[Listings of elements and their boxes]
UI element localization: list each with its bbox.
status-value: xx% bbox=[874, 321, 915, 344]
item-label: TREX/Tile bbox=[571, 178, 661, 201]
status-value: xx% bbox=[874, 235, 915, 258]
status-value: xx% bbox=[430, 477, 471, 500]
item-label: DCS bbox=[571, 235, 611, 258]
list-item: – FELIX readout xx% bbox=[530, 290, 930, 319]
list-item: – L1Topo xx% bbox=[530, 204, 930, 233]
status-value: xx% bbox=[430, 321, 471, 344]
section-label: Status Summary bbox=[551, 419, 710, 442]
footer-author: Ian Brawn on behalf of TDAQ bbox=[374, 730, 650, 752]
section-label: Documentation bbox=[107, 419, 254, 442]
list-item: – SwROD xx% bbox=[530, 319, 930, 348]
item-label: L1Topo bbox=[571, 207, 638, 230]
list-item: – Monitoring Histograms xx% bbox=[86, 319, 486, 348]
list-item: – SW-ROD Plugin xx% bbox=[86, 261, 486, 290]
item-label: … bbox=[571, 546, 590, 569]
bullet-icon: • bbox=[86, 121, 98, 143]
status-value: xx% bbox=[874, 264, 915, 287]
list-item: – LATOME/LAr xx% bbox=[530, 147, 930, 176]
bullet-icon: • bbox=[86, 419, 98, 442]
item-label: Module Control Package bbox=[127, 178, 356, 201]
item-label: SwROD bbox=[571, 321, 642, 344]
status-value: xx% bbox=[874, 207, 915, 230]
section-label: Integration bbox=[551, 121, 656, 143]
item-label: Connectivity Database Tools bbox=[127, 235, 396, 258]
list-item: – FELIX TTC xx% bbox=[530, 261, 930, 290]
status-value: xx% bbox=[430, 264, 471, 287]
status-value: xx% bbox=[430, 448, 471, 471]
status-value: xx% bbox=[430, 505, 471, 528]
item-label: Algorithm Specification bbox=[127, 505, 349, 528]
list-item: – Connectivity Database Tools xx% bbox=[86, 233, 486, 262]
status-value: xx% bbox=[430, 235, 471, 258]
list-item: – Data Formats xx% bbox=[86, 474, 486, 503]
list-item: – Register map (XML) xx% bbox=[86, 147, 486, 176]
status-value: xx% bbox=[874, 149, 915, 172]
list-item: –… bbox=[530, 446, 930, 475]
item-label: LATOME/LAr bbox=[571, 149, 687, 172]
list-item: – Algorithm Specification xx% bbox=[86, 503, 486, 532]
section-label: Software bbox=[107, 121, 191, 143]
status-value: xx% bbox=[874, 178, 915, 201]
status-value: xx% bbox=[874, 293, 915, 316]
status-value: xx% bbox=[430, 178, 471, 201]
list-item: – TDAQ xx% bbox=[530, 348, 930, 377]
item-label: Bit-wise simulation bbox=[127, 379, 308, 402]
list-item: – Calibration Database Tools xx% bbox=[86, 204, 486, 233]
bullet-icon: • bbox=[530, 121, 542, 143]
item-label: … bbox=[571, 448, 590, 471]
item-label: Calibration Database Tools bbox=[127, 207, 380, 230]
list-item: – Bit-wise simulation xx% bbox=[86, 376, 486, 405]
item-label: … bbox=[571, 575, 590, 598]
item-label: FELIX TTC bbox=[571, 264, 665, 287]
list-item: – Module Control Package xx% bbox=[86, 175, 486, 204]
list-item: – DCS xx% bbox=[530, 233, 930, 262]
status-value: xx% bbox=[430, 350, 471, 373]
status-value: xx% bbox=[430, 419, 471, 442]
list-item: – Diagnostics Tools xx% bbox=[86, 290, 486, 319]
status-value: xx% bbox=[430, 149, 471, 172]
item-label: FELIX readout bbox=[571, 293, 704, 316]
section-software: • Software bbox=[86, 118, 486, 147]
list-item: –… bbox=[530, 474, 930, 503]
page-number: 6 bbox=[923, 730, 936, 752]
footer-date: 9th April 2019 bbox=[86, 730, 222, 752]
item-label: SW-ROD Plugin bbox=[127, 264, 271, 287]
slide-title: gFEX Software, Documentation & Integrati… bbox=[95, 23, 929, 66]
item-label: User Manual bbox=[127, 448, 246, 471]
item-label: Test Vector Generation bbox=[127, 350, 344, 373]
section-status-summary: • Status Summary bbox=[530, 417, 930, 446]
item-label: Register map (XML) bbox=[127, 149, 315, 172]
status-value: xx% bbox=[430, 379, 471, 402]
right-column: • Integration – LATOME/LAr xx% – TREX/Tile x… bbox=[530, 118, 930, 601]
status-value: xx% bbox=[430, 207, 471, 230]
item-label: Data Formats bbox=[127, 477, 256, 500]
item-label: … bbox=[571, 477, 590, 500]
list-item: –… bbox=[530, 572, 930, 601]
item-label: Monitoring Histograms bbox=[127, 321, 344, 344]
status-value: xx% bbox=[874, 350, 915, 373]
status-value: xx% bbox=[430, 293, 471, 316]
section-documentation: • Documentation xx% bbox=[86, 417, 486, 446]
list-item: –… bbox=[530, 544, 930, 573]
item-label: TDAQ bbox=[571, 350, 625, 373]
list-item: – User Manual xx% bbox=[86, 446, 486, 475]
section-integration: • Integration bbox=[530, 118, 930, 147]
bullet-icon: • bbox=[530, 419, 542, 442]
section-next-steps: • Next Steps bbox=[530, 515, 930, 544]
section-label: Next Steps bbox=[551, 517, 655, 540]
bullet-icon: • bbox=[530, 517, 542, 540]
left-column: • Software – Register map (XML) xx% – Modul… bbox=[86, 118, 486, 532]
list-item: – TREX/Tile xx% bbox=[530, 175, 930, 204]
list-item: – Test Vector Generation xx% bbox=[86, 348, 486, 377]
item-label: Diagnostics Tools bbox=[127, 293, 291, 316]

• Task details:
Can you pull out every line of the records above and reproduce each one without any changes?

• The reply:
UI element localization: list each with its bbox.
status-value: xx% bbox=[874, 321, 915, 344]
item-label: TREX/Tile bbox=[571, 178, 661, 201]
status-value: xx% bbox=[874, 235, 915, 258]
status-value: xx% bbox=[430, 477, 471, 500]
item-label: DCS bbox=[571, 235, 611, 258]
list-item: – FELIX readout xx% bbox=[530, 290, 930, 319]
list-item: – L1Topo xx% bbox=[530, 204, 930, 233]
status-value: xx% bbox=[430, 321, 471, 344]
section-label: Status Summary bbox=[551, 419, 710, 442]
footer-author: Ian Brawn on behalf of TDAQ bbox=[374, 730, 650, 752]
section-label: Documentation bbox=[107, 419, 254, 442]
list-item: – SwROD xx% bbox=[530, 319, 930, 348]
item-label: L1Topo bbox=[571, 207, 638, 230]
list-item: – Monitoring Histograms xx% bbox=[86, 319, 486, 348]
list-item: – SW-ROD Plugin xx% bbox=[86, 261, 486, 290]
item-label: … bbox=[571, 546, 590, 569]
bullet-icon: • bbox=[86, 121, 98, 143]
status-value: xx% bbox=[874, 264, 915, 287]
list-item: – LATOME/LAr xx% bbox=[530, 147, 930, 176]
bullet-icon: • bbox=[86, 419, 98, 442]
item-label: Module Control Package bbox=[127, 178, 356, 201]
item-label: SwROD bbox=[571, 321, 642, 344]
status-value: xx% bbox=[874, 207, 915, 230]
section-label: Integration bbox=[551, 121, 656, 143]
item-label: Connectivity Database Tools bbox=[127, 235, 396, 258]
list-item: – FELIX TTC xx% bbox=[530, 261, 930, 290]
status-value: xx% bbox=[430, 264, 471, 287]
status-value: xx% bbox=[430, 448, 471, 471]
status-value: xx% bbox=[430, 505, 471, 528]
item-label: Algorithm Specification bbox=[127, 505, 349, 528]
list-item: – Connectivity Database Tools xx% bbox=[86, 233, 486, 262]
status-value: xx% bbox=[430, 235, 471, 258]
list-item: – Data Formats xx% bbox=[86, 474, 486, 503]
list-item: – Register map (XML) xx% bbox=[86, 147, 486, 176]
status-value: xx% bbox=[874, 149, 915, 172]
list-item: –… bbox=[530, 446, 930, 475]
item-label: LATOME/LAr bbox=[571, 149, 687, 172]
list-item: – Algorithm Specification xx% bbox=[86, 503, 486, 532]
section-label: Software bbox=[107, 121, 191, 143]
status-value: xx% bbox=[874, 178, 915, 201]
status-value: xx% bbox=[874, 293, 915, 316]
status-value: xx% bbox=[430, 178, 471, 201]
list-item: – TDAQ xx% bbox=[530, 348, 930, 377]
item-label: Bit-wise simulation bbox=[127, 379, 308, 402]
list-item: – Calibration Database Tools xx% bbox=[86, 204, 486, 233]
bullet-icon: • bbox=[530, 121, 542, 143]
item-label: … bbox=[571, 448, 590, 471]
item-label: Calibration Database Tools bbox=[127, 207, 380, 230]
list-item: – Bit-wise simulation xx% bbox=[86, 376, 486, 405]
item-label: … bbox=[571, 575, 590, 598]
item-label: FELIX TTC bbox=[571, 264, 665, 287]
list-item: – Module Control Package xx% bbox=[86, 175, 486, 204]
list-item: – DCS xx% bbox=[530, 233, 930, 262]
status-value: xx% bbox=[430, 350, 471, 373]
status-value: xx% bbox=[430, 419, 471, 442]
list-item: – Diagnostics Tools xx% bbox=[86, 290, 486, 319]
status-value: xx% bbox=[430, 149, 471, 172]
item-label: FELIX readout bbox=[571, 293, 704, 316]
section-software: • Software bbox=[86, 118, 486, 147]
list-item: –… bbox=[530, 474, 930, 503]
page-number: 6 bbox=[923, 730, 936, 752]
footer-date: 9th April 2019 bbox=[86, 730, 222, 752]
item-label: SW-ROD Plugin bbox=[127, 264, 271, 287]
slide-title: gFEX Software, Documentation & Integrati… bbox=[95, 23, 929, 66]
item-label: User Manual bbox=[127, 448, 246, 471]
item-label: Test Vector Generation bbox=[127, 350, 344, 373]
section-status-summary: • Status Summary bbox=[530, 417, 930, 446]
item-label: Register map (XML) bbox=[127, 149, 315, 172]
status-value: xx% bbox=[430, 379, 471, 402]
right-column: • Integration – LATOME/LAr xx% – TREX/Tile x… bbox=[530, 118, 930, 601]
status-value: xx% bbox=[430, 207, 471, 230]
item-label: Data Formats bbox=[127, 477, 256, 500]
item-label: … bbox=[571, 477, 590, 500]
list-item: –… bbox=[530, 572, 930, 601]
item-label: Monitoring Histograms bbox=[127, 321, 344, 344]
status-value: xx% bbox=[874, 350, 915, 373]
status-value: xx% bbox=[430, 293, 471, 316]
section-documentation: • Documentation xx% bbox=[86, 417, 486, 446]
list-item: –… bbox=[530, 544, 930, 573]
item-label: TDAQ bbox=[571, 350, 625, 373]
list-item: – User Manual xx% bbox=[86, 446, 486, 475]
section-integration: • Integration bbox=[530, 118, 930, 147]
bullet-icon: • bbox=[530, 419, 542, 442]
section-next-steps: • Next Steps bbox=[530, 515, 930, 544]
section-label: Next Steps bbox=[551, 517, 655, 540]
bullet-icon: • bbox=[530, 517, 542, 540]
left-column: • Software – Register map (XML) xx% – Modul… bbox=[86, 118, 486, 532]
list-item: – TREX/Tile xx% bbox=[530, 175, 930, 204]
list-item: – Test Vector Generation xx% bbox=[86, 348, 486, 377]
item-label: Diagnostics Tools bbox=[127, 293, 291, 316]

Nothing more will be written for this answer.